Edit the listing lines beginning with the line that contains "Localize all elements." and continuing through the line that contains "gallery-title: Gallery xyxy=(516,99,643,143)". Replace "nav-item" with "menu-link" and keep everything else the same.

***

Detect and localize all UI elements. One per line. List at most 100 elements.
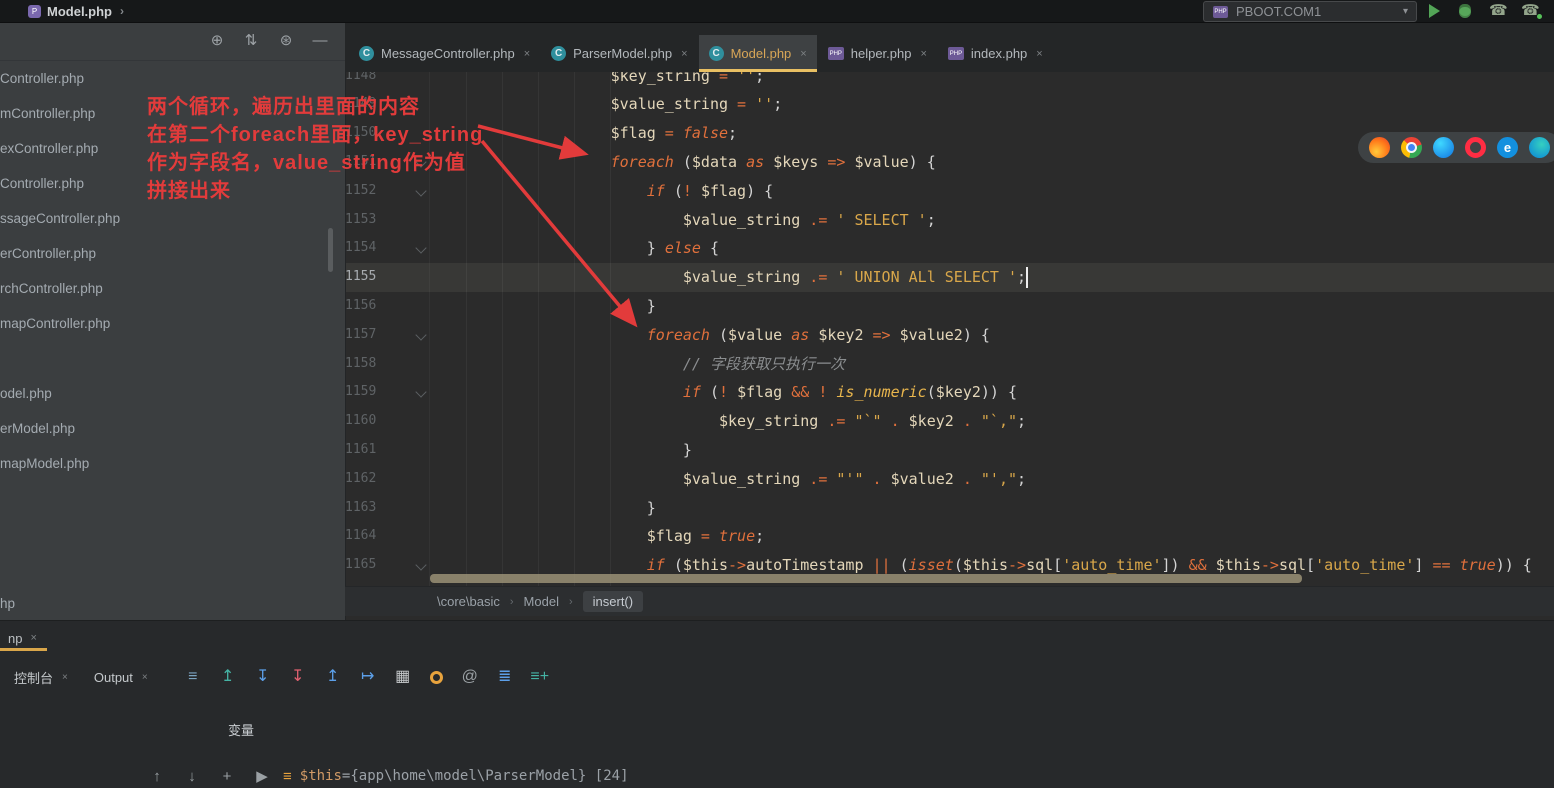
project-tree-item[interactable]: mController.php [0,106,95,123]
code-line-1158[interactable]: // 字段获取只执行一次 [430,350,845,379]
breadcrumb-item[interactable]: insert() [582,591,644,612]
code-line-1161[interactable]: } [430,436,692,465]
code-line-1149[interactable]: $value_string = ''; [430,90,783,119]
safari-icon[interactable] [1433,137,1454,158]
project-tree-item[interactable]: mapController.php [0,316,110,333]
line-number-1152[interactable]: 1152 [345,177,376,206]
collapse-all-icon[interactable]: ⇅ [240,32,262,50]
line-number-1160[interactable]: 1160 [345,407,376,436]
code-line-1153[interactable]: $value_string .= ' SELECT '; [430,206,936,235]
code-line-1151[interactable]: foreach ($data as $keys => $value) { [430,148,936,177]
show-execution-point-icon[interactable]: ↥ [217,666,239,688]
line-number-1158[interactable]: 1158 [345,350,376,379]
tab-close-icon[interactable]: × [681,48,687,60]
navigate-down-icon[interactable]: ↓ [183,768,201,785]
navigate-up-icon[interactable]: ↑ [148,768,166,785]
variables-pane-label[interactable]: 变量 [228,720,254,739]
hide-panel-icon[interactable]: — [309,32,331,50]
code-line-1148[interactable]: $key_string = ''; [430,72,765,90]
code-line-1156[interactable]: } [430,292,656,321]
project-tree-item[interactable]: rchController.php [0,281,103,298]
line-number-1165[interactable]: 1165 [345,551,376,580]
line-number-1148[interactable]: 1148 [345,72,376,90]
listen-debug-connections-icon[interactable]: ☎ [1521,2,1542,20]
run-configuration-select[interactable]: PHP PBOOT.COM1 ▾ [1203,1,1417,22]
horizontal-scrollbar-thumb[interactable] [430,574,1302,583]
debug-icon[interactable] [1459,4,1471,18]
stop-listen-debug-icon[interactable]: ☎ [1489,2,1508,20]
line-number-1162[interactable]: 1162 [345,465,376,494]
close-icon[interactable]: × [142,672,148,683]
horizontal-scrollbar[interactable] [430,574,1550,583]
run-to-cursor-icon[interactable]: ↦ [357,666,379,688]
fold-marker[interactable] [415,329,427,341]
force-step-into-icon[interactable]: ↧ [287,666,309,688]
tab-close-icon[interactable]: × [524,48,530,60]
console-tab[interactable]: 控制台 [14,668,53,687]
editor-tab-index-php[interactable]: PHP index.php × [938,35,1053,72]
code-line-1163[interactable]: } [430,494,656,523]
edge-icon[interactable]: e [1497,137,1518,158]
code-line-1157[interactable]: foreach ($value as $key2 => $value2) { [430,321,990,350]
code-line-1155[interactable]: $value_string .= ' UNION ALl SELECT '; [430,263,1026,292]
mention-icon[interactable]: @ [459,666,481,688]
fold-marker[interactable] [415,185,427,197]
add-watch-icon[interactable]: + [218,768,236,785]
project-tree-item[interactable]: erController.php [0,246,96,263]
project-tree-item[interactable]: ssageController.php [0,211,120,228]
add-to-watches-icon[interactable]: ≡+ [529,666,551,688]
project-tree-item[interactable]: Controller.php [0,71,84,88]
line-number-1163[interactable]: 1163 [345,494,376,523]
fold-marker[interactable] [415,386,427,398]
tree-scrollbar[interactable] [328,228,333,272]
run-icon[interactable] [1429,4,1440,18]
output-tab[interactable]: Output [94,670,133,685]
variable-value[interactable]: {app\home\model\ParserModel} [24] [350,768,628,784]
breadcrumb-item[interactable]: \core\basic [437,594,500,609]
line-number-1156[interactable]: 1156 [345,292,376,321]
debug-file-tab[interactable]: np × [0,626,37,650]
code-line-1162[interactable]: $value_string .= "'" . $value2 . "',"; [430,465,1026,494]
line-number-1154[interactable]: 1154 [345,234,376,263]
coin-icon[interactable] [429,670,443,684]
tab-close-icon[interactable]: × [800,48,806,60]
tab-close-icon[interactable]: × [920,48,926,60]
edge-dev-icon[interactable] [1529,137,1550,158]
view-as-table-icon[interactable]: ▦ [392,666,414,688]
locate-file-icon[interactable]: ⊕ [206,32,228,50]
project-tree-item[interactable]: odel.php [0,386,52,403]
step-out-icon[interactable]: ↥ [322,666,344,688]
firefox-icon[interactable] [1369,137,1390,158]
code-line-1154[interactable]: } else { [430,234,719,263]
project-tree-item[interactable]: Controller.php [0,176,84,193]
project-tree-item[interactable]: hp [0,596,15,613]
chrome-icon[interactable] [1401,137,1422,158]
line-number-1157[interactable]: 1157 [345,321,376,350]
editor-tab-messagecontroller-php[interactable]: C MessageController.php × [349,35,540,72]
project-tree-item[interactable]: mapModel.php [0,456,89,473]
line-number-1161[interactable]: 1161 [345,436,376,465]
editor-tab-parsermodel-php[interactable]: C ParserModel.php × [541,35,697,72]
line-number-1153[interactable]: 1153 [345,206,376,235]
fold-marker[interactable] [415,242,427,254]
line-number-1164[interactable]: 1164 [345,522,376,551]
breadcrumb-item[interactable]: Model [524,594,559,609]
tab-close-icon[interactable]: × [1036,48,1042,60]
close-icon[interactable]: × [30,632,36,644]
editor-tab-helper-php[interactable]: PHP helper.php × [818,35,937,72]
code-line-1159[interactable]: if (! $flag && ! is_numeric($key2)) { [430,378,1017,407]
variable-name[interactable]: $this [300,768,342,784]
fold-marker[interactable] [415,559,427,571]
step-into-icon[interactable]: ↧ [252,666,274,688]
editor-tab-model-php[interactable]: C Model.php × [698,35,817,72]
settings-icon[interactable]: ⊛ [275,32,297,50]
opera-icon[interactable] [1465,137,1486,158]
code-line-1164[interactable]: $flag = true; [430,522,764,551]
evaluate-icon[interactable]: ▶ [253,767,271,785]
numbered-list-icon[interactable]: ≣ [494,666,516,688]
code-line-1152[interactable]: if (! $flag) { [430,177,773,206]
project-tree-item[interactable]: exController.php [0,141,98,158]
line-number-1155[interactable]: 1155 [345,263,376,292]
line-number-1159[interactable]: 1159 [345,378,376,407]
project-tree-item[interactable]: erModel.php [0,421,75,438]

***

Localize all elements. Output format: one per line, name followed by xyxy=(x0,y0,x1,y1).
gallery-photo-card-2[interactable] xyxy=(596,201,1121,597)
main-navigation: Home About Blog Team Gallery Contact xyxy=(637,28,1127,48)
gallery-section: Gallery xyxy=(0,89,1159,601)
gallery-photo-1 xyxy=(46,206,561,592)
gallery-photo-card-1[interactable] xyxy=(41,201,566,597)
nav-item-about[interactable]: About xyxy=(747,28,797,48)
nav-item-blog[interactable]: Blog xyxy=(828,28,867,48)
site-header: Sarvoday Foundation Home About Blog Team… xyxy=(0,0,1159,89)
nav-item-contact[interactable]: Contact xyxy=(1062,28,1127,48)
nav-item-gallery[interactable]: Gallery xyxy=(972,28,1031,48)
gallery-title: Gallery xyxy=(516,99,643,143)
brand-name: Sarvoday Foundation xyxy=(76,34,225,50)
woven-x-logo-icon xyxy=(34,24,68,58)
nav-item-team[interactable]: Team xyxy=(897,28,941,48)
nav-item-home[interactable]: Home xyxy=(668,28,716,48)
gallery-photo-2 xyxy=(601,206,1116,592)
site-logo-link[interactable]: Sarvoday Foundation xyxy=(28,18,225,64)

***

THE ANSWER:
Localize all elements. Output format: one per line, name followed by xyxy=(x0,y0,x1,y1).
gallery-photo-card-2[interactable] xyxy=(596,201,1121,597)
main-navigation: Home About Blog Team Gallery Contact xyxy=(637,28,1127,48)
gallery-section: Gallery xyxy=(0,89,1159,601)
gallery-photo-1 xyxy=(46,206,561,592)
gallery-photo-card-1[interactable] xyxy=(41,201,566,597)
menu-link-about[interactable]: About xyxy=(747,28,797,48)
menu-link-blog[interactable]: Blog xyxy=(828,28,867,48)
site-header: Sarvoday Foundation Home About Blog Team… xyxy=(0,0,1159,89)
menu-link-contact[interactable]: Contact xyxy=(1062,28,1127,48)
menu-link-gallery[interactable]: Gallery xyxy=(972,28,1031,48)
gallery-title: Gallery xyxy=(516,99,643,143)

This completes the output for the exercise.